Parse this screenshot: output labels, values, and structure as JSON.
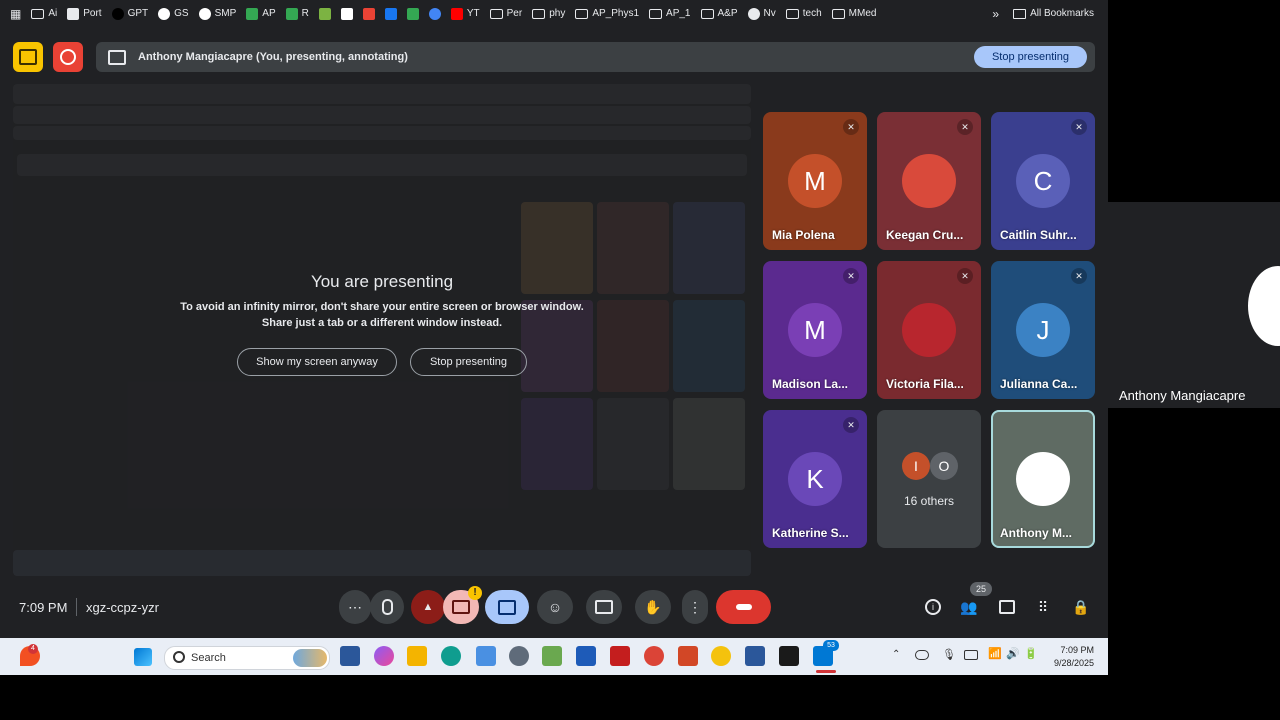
{
  "bookmarks": {
    "items": [
      {
        "label": "Ai",
        "icon": "folder-icon",
        "color": "#e8eaed"
      },
      {
        "label": "Port",
        "icon": "page-icon",
        "color": "#e8eaed"
      },
      {
        "label": "GPT",
        "icon": "openai-icon",
        "color": "#000000"
      },
      {
        "label": "GS",
        "icon": "google-scholar-icon",
        "color": "#ffffff"
      },
      {
        "label": "SMP",
        "icon": "globe-icon",
        "color": "#ffffff"
      },
      {
        "label": "AP",
        "icon": "drive-icon",
        "color": "#34a853"
      },
      {
        "label": "R",
        "icon": "drive-icon",
        "color": "#34a853"
      },
      {
        "label": "",
        "icon": "image-icon",
        "color": "#7cb342"
      },
      {
        "label": "",
        "icon": "amazon-icon",
        "color": "#ffffff"
      },
      {
        "label": "",
        "icon": "gmail-icon",
        "color": "#ea4335"
      },
      {
        "label": "",
        "icon": "facebook-icon",
        "color": "#1877f2"
      },
      {
        "label": "",
        "icon": "drive-icon",
        "color": "#34a853"
      },
      {
        "label": "",
        "icon": "circle-icon",
        "color": "#4285f4"
      },
      {
        "label": "YT",
        "icon": "youtube-icon",
        "color": "#ff0000"
      },
      {
        "label": "Per",
        "icon": "folder-icon",
        "color": "#e8eaed"
      },
      {
        "label": "phy",
        "icon": "folder-icon",
        "color": "#e8eaed"
      },
      {
        "label": "AP_Phys1",
        "icon": "folder-icon",
        "color": "#e8eaed"
      },
      {
        "label": "AP_1",
        "icon": "folder-icon",
        "color": "#e8eaed"
      },
      {
        "label": "A&P",
        "icon": "folder-icon",
        "color": "#e8eaed"
      },
      {
        "label": "Nv",
        "icon": "globe-icon",
        "color": "#e8eaed"
      },
      {
        "label": "tech",
        "icon": "folder-icon",
        "color": "#e8eaed"
      },
      {
        "label": "MMed",
        "icon": "folder-icon",
        "color": "#e8eaed"
      }
    ],
    "more": "»",
    "all_bookmarks": "All Bookmarks"
  },
  "presenting_bar": {
    "text": "Anthony Mangiacapre (You, presenting, annotating)",
    "stop_label": "Stop presenting"
  },
  "preview": {
    "title": "You are presenting",
    "msg_line1": "To avoid an infinity mirror, don't share your entire screen or browser window.",
    "msg_line2": "Share just a tab or a different window instead.",
    "show_anyway": "Show my screen anyway",
    "stop": "Stop presenting"
  },
  "tiles": [
    {
      "name": "Mia Polena",
      "initial": "M",
      "bg": "#8a3a1c",
      "av": "#c4502a",
      "muted": true
    },
    {
      "name": "Keegan Cru...",
      "initial": "",
      "bg": "#7a2f35",
      "av": "#d94a3b",
      "muted": true
    },
    {
      "name": "Caitlin Suhr...",
      "initial": "C",
      "bg": "#3a3f8f",
      "av": "#5a60b8",
      "muted": true
    },
    {
      "name": "Madison La...",
      "initial": "M",
      "bg": "#5b2a8f",
      "av": "#7a3fb5",
      "muted": true
    },
    {
      "name": "Victoria Fila...",
      "initial": "",
      "bg": "#7a2a2f",
      "av": "#b8262e",
      "muted": true
    },
    {
      "name": "Julianna Ca...",
      "initial": "J",
      "bg": "#1f4d7a",
      "av": "#3b82c4",
      "muted": true
    },
    {
      "name": "Katherine S...",
      "initial": "K",
      "bg": "#4a2e8f",
      "av": "#6a48b8",
      "muted": true
    },
    {
      "name": "",
      "others": "16 others",
      "a": "I",
      "b": "O",
      "bg": "#3c4043",
      "muted": false
    },
    {
      "name": "Anthony M...",
      "initial": "",
      "bg": "#5f6b63",
      "av": "#ffffff",
      "muted": false
    }
  ],
  "meeting": {
    "time": "7:09 PM",
    "code": "xgz-ccpz-yzr",
    "people_count": "25",
    "alert": "!"
  },
  "taskbar": {
    "search": "Search",
    "time": "7:09 PM",
    "date": "9/28/2025",
    "badge_count": "53",
    "notif": "4"
  },
  "side": {
    "name": "Anthony Mangiacapre"
  }
}
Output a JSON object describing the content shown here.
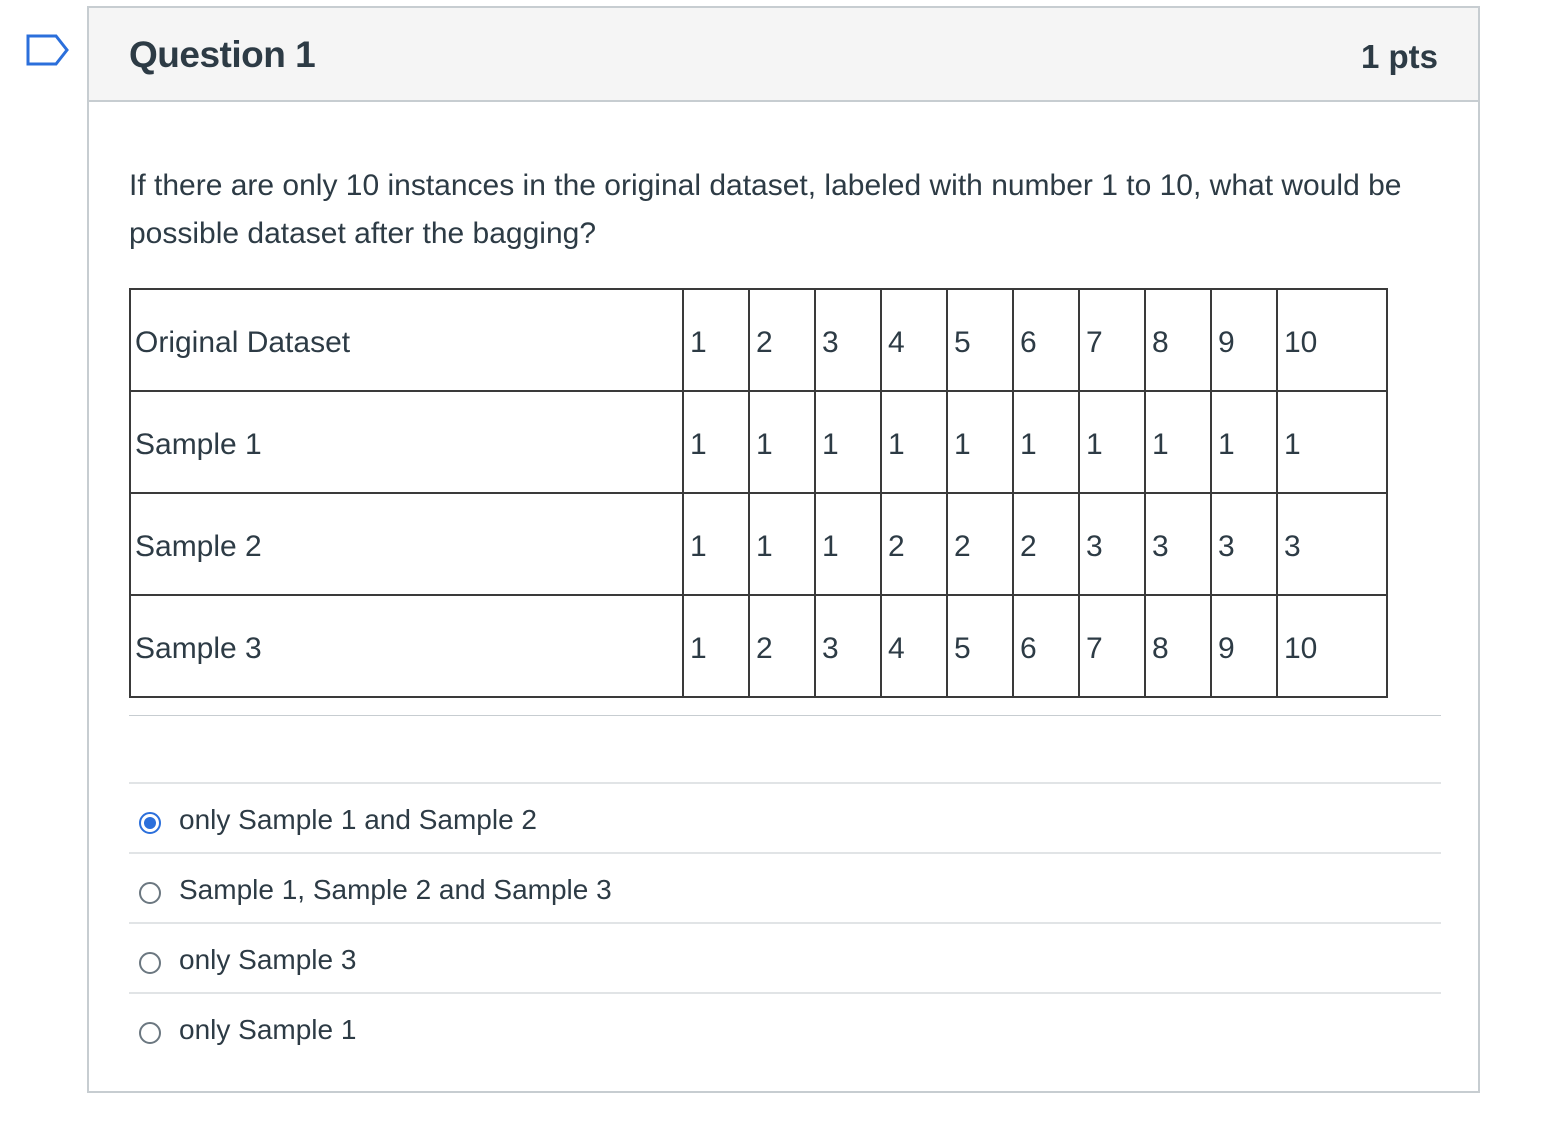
{
  "question": {
    "title": "Question 1",
    "points": "1 pts",
    "text": "If there are only 10 instances in the original dataset, labeled with number 1 to 10, what would be possible dataset after the bagging?"
  },
  "table": {
    "rows": [
      {
        "label": "Original Dataset",
        "values": [
          "1",
          "2",
          "3",
          "4",
          "5",
          "6",
          "7",
          "8",
          "9",
          "10"
        ]
      },
      {
        "label": "Sample 1",
        "values": [
          "1",
          "1",
          "1",
          "1",
          "1",
          "1",
          "1",
          "1",
          "1",
          "1"
        ]
      },
      {
        "label": "Sample 2",
        "values": [
          "1",
          "1",
          "1",
          "2",
          "2",
          "2",
          "3",
          "3",
          "3",
          "3"
        ]
      },
      {
        "label": "Sample 3",
        "values": [
          "1",
          "2",
          "3",
          "4",
          "5",
          "6",
          "7",
          "8",
          "9",
          "10"
        ]
      }
    ]
  },
  "answers": [
    {
      "label": "only Sample 1 and Sample 2",
      "selected": true
    },
    {
      "label": "Sample 1, Sample 2 and Sample 3",
      "selected": false
    },
    {
      "label": "only Sample 3",
      "selected": false
    },
    {
      "label": "only Sample 1",
      "selected": false
    }
  ],
  "colors": {
    "accent": "#2b6fdb",
    "text": "#2d3b45",
    "border": "#c7cdd1",
    "header_bg": "#f5f5f5"
  },
  "icons": {
    "flag": "flag-question-icon"
  }
}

———

• _TASK PROMPT_:
Find the lines containing "Anthony" and list every one of them.

• _SOLUTION FOR THIS EXERCISE_:
    "text": "Anthony Mangiacapre (You, presenting, annotating)",
      "name": "Anthony M...",
    "name": "Anthony Mangiacapre"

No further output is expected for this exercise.